* _CHALLENGE_
Read the lines that follow and tally those with the word "York"; give the number and nothing else.

Dataset items
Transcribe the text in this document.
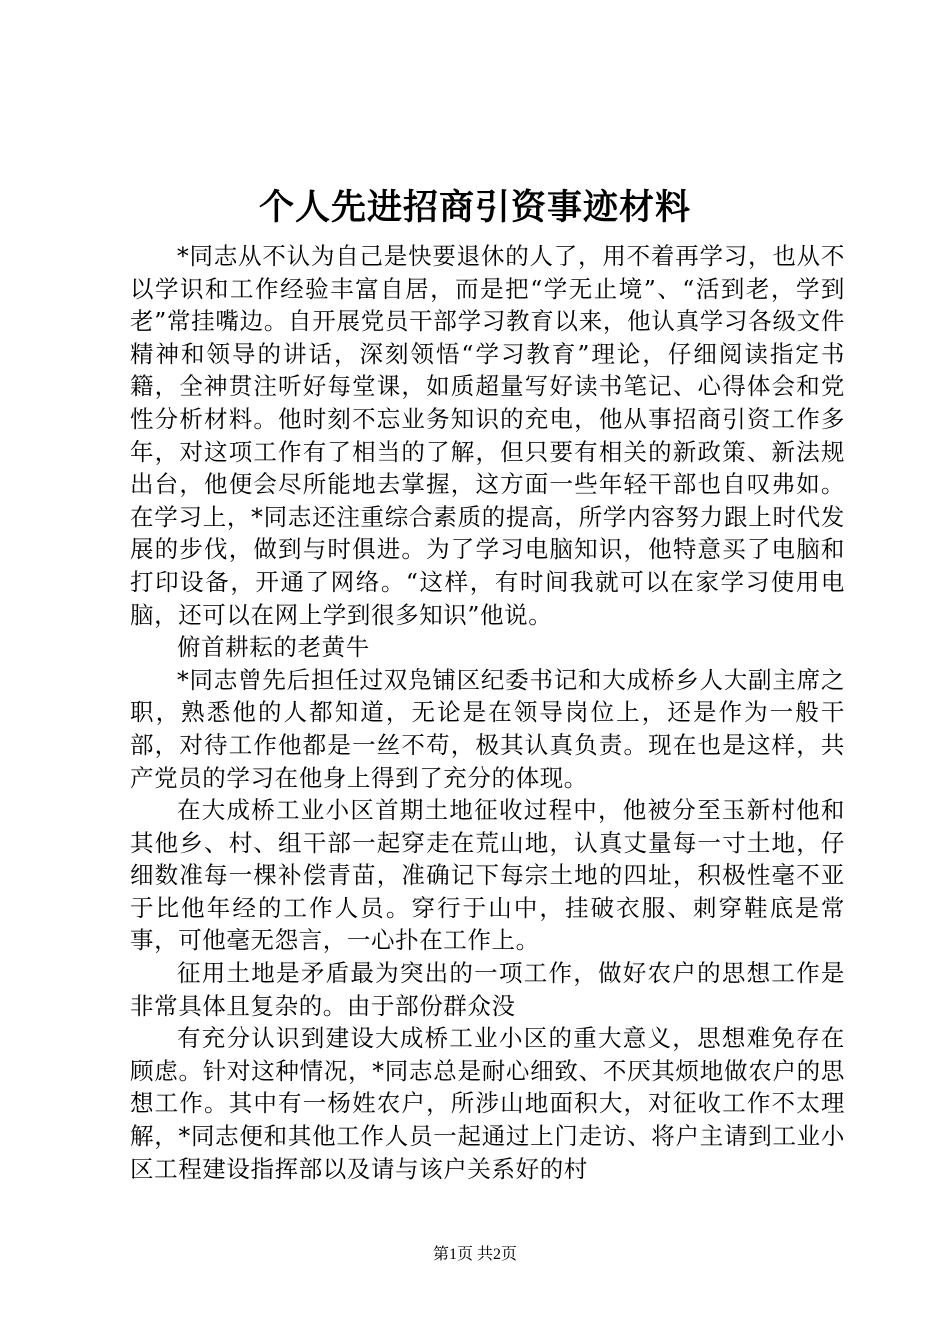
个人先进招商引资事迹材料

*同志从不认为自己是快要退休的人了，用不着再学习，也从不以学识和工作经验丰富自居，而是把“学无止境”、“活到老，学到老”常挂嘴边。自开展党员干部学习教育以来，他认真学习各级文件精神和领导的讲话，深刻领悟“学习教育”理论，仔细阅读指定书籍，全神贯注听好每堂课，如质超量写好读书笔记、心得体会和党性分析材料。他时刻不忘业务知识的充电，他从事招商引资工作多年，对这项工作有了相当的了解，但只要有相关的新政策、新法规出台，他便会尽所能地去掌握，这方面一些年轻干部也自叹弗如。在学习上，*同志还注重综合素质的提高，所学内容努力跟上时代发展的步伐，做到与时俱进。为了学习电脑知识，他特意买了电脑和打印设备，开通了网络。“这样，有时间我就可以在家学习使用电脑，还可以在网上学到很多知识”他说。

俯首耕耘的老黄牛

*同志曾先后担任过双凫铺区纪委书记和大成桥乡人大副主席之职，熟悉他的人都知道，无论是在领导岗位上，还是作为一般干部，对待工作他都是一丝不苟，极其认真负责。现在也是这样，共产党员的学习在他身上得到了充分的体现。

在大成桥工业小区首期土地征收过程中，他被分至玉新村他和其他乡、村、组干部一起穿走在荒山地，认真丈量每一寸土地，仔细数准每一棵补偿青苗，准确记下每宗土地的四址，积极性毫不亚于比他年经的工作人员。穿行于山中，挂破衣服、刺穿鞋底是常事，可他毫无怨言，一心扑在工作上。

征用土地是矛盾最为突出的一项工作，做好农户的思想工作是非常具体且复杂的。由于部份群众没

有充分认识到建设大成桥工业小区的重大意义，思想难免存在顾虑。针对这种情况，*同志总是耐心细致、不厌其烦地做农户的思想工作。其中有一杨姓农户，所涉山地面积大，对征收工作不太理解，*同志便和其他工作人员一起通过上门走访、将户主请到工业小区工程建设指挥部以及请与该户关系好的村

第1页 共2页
---
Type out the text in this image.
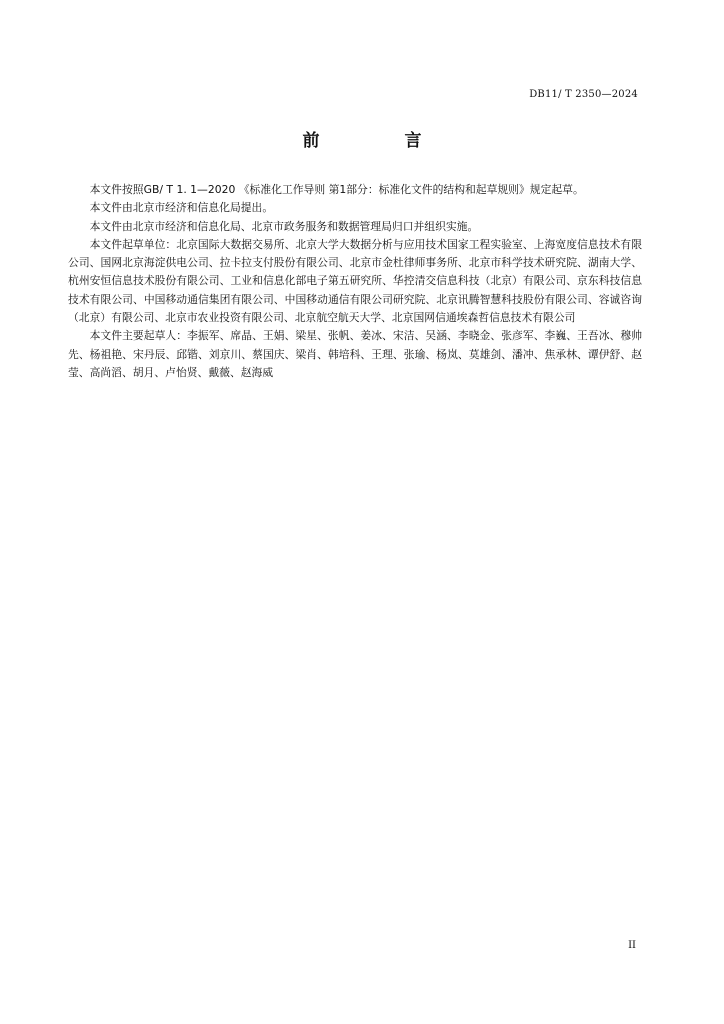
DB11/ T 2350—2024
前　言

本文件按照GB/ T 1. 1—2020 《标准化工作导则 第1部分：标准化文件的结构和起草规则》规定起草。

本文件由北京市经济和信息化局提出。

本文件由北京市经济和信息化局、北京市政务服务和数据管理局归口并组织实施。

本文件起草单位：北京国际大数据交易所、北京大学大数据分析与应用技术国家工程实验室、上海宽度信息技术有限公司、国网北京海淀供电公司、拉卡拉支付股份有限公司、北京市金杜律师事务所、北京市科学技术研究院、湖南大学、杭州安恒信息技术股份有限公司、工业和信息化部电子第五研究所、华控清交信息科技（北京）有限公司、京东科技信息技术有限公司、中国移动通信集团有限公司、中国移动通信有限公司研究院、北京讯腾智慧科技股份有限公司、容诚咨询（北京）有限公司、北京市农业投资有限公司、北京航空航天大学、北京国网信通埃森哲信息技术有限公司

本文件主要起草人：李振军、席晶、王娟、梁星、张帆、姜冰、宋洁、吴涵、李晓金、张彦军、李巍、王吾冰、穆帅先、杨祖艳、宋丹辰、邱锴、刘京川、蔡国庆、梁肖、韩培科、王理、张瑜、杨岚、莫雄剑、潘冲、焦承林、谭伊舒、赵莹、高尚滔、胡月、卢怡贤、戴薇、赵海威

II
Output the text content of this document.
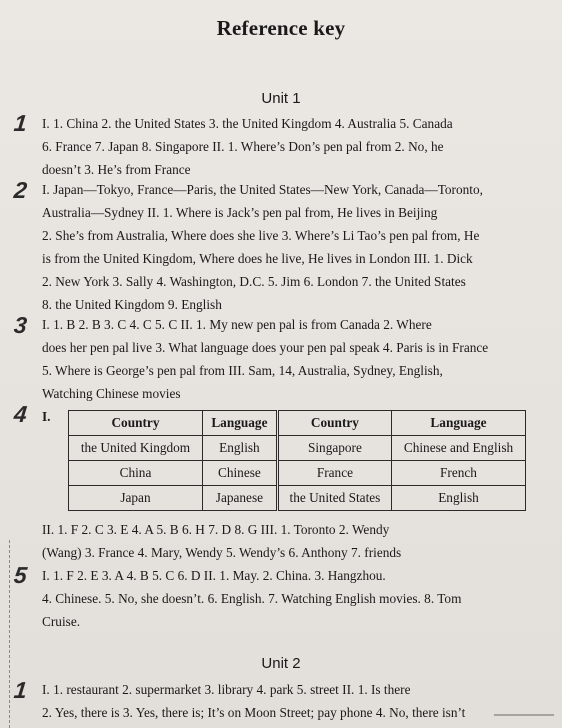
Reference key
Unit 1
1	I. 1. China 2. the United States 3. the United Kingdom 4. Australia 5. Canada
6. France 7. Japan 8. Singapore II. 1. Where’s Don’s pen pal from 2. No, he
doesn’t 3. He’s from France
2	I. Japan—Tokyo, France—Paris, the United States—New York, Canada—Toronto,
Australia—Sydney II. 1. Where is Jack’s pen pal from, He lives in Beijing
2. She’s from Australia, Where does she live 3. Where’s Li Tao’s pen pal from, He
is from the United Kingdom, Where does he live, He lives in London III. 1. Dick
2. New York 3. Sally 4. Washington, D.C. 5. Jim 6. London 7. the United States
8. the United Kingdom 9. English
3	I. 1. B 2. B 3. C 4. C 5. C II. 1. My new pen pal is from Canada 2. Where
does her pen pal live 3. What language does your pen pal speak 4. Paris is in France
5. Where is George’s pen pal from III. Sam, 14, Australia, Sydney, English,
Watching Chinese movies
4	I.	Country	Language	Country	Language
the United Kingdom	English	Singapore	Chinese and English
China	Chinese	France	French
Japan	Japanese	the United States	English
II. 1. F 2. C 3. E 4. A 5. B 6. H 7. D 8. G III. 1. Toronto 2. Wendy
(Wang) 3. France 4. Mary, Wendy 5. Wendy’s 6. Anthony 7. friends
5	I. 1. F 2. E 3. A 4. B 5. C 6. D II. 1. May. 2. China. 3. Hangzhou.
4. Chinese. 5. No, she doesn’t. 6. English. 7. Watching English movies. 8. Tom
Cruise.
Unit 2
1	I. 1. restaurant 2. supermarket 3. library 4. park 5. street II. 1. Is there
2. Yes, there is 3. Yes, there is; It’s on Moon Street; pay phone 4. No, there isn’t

* _RESPONSE TO THE EXERCISE_
2